#### [THE REQUEST]
Repeat each entry as written and leave the images out of the copy.
↓
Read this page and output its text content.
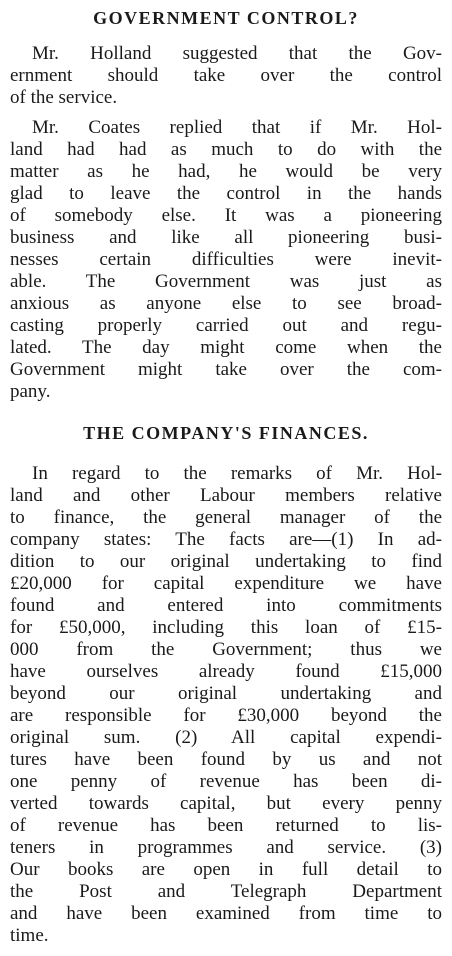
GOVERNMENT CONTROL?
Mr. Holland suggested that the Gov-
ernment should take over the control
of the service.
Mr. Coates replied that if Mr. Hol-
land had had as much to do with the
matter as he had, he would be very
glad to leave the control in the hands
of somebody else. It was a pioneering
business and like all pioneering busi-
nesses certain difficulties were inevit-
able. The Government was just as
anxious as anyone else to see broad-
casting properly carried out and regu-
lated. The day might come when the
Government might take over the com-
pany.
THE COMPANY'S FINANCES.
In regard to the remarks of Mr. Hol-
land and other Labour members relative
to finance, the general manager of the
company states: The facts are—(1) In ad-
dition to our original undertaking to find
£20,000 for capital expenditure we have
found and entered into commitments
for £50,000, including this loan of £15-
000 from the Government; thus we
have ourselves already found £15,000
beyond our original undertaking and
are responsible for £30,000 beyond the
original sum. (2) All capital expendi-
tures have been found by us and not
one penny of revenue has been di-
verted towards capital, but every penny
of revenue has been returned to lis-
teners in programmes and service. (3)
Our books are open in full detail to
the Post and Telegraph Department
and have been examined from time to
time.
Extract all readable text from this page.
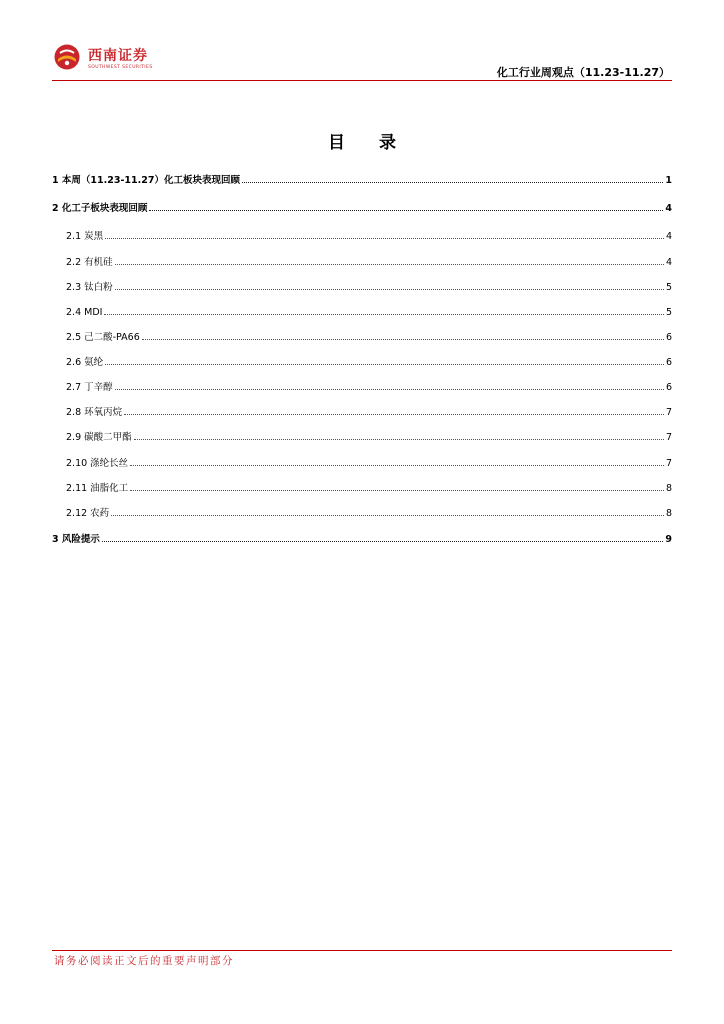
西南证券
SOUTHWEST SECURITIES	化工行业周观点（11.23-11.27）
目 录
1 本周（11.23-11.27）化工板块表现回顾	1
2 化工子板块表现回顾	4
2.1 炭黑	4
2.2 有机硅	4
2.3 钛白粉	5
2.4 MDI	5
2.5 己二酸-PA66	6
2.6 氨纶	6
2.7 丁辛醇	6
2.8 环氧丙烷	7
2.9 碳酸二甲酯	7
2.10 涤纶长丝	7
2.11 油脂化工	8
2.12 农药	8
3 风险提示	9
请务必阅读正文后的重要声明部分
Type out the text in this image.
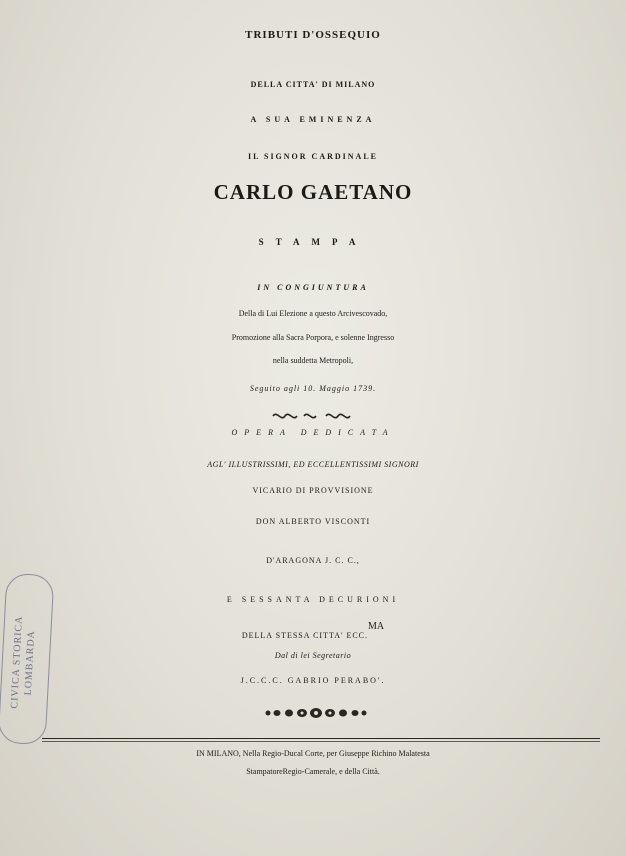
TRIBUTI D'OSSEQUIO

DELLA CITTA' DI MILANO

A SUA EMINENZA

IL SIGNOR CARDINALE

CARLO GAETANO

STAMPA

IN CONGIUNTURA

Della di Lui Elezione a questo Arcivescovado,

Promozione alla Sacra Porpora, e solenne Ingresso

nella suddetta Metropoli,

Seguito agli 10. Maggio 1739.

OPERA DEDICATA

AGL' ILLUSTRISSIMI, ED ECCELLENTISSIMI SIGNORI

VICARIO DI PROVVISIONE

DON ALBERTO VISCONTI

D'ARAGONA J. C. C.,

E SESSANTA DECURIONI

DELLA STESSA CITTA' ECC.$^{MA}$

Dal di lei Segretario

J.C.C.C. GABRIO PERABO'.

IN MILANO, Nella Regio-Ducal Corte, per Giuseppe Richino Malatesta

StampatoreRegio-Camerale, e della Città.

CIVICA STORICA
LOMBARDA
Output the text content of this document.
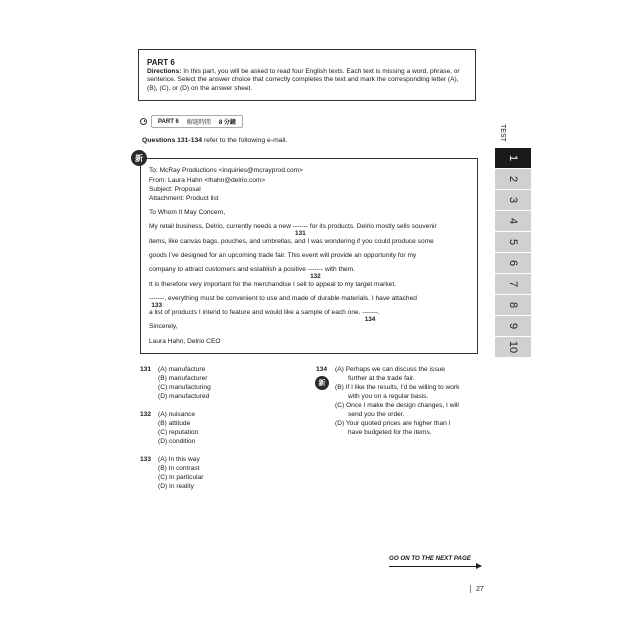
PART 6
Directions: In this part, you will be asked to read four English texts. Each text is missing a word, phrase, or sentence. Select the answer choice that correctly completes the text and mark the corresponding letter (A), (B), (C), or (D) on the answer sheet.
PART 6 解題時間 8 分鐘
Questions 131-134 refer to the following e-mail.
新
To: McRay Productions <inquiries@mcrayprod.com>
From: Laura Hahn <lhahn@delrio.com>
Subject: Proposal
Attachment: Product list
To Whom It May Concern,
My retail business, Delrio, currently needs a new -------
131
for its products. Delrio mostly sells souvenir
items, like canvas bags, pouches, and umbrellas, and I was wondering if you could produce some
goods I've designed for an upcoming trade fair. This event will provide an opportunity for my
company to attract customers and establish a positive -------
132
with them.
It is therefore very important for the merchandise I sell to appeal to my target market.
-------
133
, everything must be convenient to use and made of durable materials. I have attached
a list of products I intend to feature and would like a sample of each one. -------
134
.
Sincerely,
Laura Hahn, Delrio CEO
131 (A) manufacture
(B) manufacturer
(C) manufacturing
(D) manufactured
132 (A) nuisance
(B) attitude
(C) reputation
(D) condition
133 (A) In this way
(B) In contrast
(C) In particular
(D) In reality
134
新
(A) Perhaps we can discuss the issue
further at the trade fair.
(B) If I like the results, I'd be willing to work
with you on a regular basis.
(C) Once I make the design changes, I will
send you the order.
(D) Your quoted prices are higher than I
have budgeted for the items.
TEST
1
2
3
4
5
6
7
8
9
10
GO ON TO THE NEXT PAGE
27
↑
#### [THE ANSWER]
Read this page and output its text content.
GOVERNMENT CONTROL?
Mr. Holland suggested that the Gov-
ernment should take over the control
of the service.
Mr. Coates replied that if Mr. Hol-
land had had as much to do with the
matter as he had, he would be very
glad to leave the control in the hands
of somebody else. It was a pioneering
business and like all pioneering busi-
nesses certain difficulties were inevit-
able. The Government was just as
anxious as anyone else to see broad-
casting properly carried out and regu-
lated. The day might come when the
Government might take over the com-
pany.
THE COMPANY'S FINANCES.
In regard to the remarks of Mr. Hol-
land and other Labour members relative
to finance, the general manager of the
company states: The facts are—(1) In ad-
dition to our original undertaking to find
£20,000 for capital expenditure we have
found and entered into commitments
for £50,000, including this loan of £15-
000 from the Government; thus we
have ourselves already found £15,000
beyond our original undertaking and
are responsible for £30,000 beyond the
original sum. (2) All capital expendi-
tures have been found by us and not
one penny of revenue has been di-
verted towards capital, but every penny
of revenue has been returned to lis-
teners in programmes and service. (3)
Our books are open in full detail to
the Post and Telegraph Department
and have been examined from time to
time.
Extract all readable text from this page.
西南证券
SOUTHWEST SECURITIES	化工行业周观点（11.23-11.27）
目 录
1 本周（11.23-11.27）化工板块表现回顾	1
2 化工子板块表现回顾	4
2.1 炭黑	4
2.2 有机硅	4
2.3 钛白粉	5
2.4 MDI	5
2.5 己二酸-PA66	6
2.6 氨纶	6
2.7 丁辛醇	6
2.8 环氧丙烷	7
2.9 碳酸二甲酯	7
2.10 涤纶长丝	7
2.11 油脂化工	8
2.12 农药	8
3 风险提示	9
请务必阅读正文后的重要声明部分
Type out the text in this image.
TRIBUTI D'OSSEQUIO

DELLA CITTA' DI MILANO

A SUA EMINENZA

IL SIGNOR CARDINALE

CARLO GAETANO

STAMPA

IN CONGIUNTURA

Della di Lui Elezione a questo Arcivescovado,

Promozione alla Sacra Porpora, e solenne Ingresso

nella suddetta Metropoli,

Seguito agli 10. Maggio 1739.

OPERA DEDICATA

AGL' ILLUSTRISSIMI, ED ECCELLENTISSIMI SIGNORI

VICARIO DI PROVVISIONE

DON ALBERTO VISCONTI

D'ARAGONA J. C. C.,

E SESSANTA DECURIONI

DELLA STESSA CITTA' ECC.$^{MA}$

Dal di lei Segretario

J.C.C.C. GABRIO PERABO'.

IN MILANO, Nella Regio-Ducal Corte, per Giuseppe Richino Malatesta

StampatoreRegio-Camerale, e della Città.

CIVICA STORICA
LOMBARDA
Output the text content of this document.
PART 6
Directions: In this part, you will be asked to read four English texts. Each text is missing a word, phrase, or sentence. Select the answer choice that correctly completes the text and mark the corresponding letter (A), (B), (C), or (D) on the answer sheet.
PART 6 解題時間 8 分鐘
Questions 131-134 refer to the following e-mail.
新
To: McRay Productions <inquiries@mcrayprod.com>
From: Laura Hahn <lhahn@delrio.com>
Subject: Proposal
Attachment: Product list
To Whom It May Concern,
My retail business, Delrio, currently needs a new -------
131
for its products. Delrio mostly sells souvenir
items, like canvas bags, pouches, and umbrellas, and I was wondering if you could produce some
goods I've designed for an upcoming trade fair. This event will provide an opportunity for my
company to attract customers and establish a positive -------
132
with them.
It is therefore very important for the merchandise I sell to appeal to my target market.
-------
133
, everything must be convenient to use and made of durable materials. I have attached
a list of products I intend to feature and would like a sample of each one. -------
134
.
Sincerely,
Laura Hahn, Delrio CEO
131 (A) manufacture
(B) manufacturer
(C) manufacturing
(D) manufactured
132 (A) nuisance
(B) attitude
(C) reputation
(D) condition
133 (A) In this way
(B) In contrast
(C) In particular
(D) In reality
134
新
(A) Perhaps we can discuss the issue
further at the trade fair.
(B) If I like the results, I'd be willing to work
with you on a regular basis.
(C) Once I make the design changes, I will
send you the order.
(D) Your quoted prices are higher than I
have budgeted for the items.
TEST
1
2
3
4
5
6
7
8
9
10
GO ON TO THE NEXT PAGE
27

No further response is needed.